SET PROBLEM ▸
Repeat the material exactly as it appears.

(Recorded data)
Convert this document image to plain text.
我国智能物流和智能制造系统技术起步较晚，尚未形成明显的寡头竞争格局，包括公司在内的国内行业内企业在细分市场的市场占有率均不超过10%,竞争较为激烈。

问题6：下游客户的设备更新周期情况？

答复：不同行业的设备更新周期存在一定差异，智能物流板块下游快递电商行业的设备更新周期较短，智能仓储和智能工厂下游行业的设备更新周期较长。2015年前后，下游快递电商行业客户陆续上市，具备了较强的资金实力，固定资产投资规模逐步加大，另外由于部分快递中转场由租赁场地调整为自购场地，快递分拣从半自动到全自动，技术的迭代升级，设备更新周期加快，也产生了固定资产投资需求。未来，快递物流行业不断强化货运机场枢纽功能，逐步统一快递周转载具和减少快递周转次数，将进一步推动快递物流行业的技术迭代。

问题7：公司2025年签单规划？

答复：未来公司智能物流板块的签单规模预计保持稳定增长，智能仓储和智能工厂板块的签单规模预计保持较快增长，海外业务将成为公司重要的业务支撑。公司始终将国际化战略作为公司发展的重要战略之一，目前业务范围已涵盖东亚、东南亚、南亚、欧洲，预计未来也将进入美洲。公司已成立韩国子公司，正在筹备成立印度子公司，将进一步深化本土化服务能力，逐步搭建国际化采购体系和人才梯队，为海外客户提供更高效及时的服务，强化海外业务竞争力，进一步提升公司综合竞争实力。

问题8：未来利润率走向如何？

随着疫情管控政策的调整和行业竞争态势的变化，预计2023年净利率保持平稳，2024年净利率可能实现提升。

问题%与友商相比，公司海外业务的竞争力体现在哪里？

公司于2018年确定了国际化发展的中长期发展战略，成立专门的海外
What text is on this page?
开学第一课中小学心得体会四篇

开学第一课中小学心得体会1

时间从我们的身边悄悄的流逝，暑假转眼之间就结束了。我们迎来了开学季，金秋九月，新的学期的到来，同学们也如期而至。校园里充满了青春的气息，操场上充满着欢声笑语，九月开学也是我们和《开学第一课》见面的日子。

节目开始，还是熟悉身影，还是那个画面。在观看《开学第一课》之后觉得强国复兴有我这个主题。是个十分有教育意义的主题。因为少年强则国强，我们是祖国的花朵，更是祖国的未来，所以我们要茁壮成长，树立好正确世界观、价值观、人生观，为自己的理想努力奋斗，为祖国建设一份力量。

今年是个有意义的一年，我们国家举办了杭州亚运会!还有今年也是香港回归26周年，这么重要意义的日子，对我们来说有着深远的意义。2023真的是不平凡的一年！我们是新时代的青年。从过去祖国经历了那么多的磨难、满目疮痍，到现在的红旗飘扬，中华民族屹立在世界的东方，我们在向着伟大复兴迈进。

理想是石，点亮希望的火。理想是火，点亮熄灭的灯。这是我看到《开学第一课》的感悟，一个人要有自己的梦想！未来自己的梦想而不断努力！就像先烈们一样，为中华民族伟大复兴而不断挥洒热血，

SOLUTION TO THE EXERCISE ▸
Convert this document image to plain text.
我国智能物流和智能制造系统技术起步较晚，尚未形成明显的寡头竞争格局，包括公司在内的国内行业内企业在细分市场的市场占有率均不超过10%,竞争较为激烈。

问题6：下游客户的设备更新周期情况？

答复：不同行业的设备更新周期存在一定差异，智能物流板块下游快递电商行业的设备更新周期较短，智能仓储和智能工厂下游行业的设备更新周期较长。2015年前后，下游快递电商行业客户陆续上市，具备了较强的资金实力，固定资产投资规模逐步加大，另外由于部分快递中转场由租赁场地调整为自购场地，快递分拣从半自动到全自动，技术的迭代升级，设备更新周期加快，也产生了固定资产投资需求。未来，快递物流行业不断强化货运机场枢纽功能，逐步统一快递周转载具和减少快递周转次数，将进一步推动快递物流行业的技术迭代。

问题7：公司2025年签单规划？

答复：未来公司智能物流板块的签单规模预计保持稳定增长，智能仓储和智能工厂板块的签单规模预计保持较快增长，海外业务将成为公司重要的业务支撑。公司始终将国际化战略作为公司发展的重要战略之一，目前业务范围已涵盖东亚、东南亚、南亚、欧洲，预计未来也将进入美洲。公司已成立韩国子公司，正在筹备成立印度子公司，将进一步深化本土化服务能力，逐步搭建国际化采购体系和人才梯队，为海外客户提供更高效及时的服务，强化海外业务竞争力，进一步提升公司综合竞争实力。

问题8：未来利润率走向如何？

随着疫情管控政策的调整和行业竞争态势的变化，预计2023年净利率保持平稳，2024年净利率可能实现提升。

问题%与友商相比，公司海外业务的竞争力体现在哪里？

公司于2018年确定了国际化发展的中长期发展战略，成立专门的海外
What text is on this page?
开学第一课中小学心得体会四篇

开学第一课中小学心得体会1

时间从我们的身边悄悄的流逝，暑假转眼之间就结束了。我们迎来了开学季，金秋九月，新的学期的到来，同学们也如期而至。校园里充满了青春的气息，操场上充满着欢声笑语，九月开学也是我们和《开学第一课》见面的日子。

节目开始，还是熟悉身影，还是那个画面。在观看《开学第一课》之后觉得强国复兴有我这个主题。是个十分有教育意义的主题。因为少年强则国强，我们是祖国的花朵，更是祖国的未来，所以我们要茁壮成长，树立好正确世界观、价值观、人生观，为自己的理想努力奋斗，为祖国建设一份力量。

今年是个有意义的一年，我们国家举办了杭州亚运会!还有今年也是香港回归26周年，这么重要意义的日子，对我们来说有着深远的意义。2023真的是不平凡的一年！我们是新时代的青年。从过去祖国经历了那么多的磨难、满目疮痍，到现在的红旗飘扬，中华民族屹立在世界的东方，我们在向着伟大复兴迈进。

理想是石，点亮希望的火。理想是火，点亮熄灭的灯。这是我看到《开学第一课》的感悟，一个人要有自己的梦想！未来自己的梦想而不断努力！就像先烈们一样，为中华民族伟大复兴而不断挥洒热血，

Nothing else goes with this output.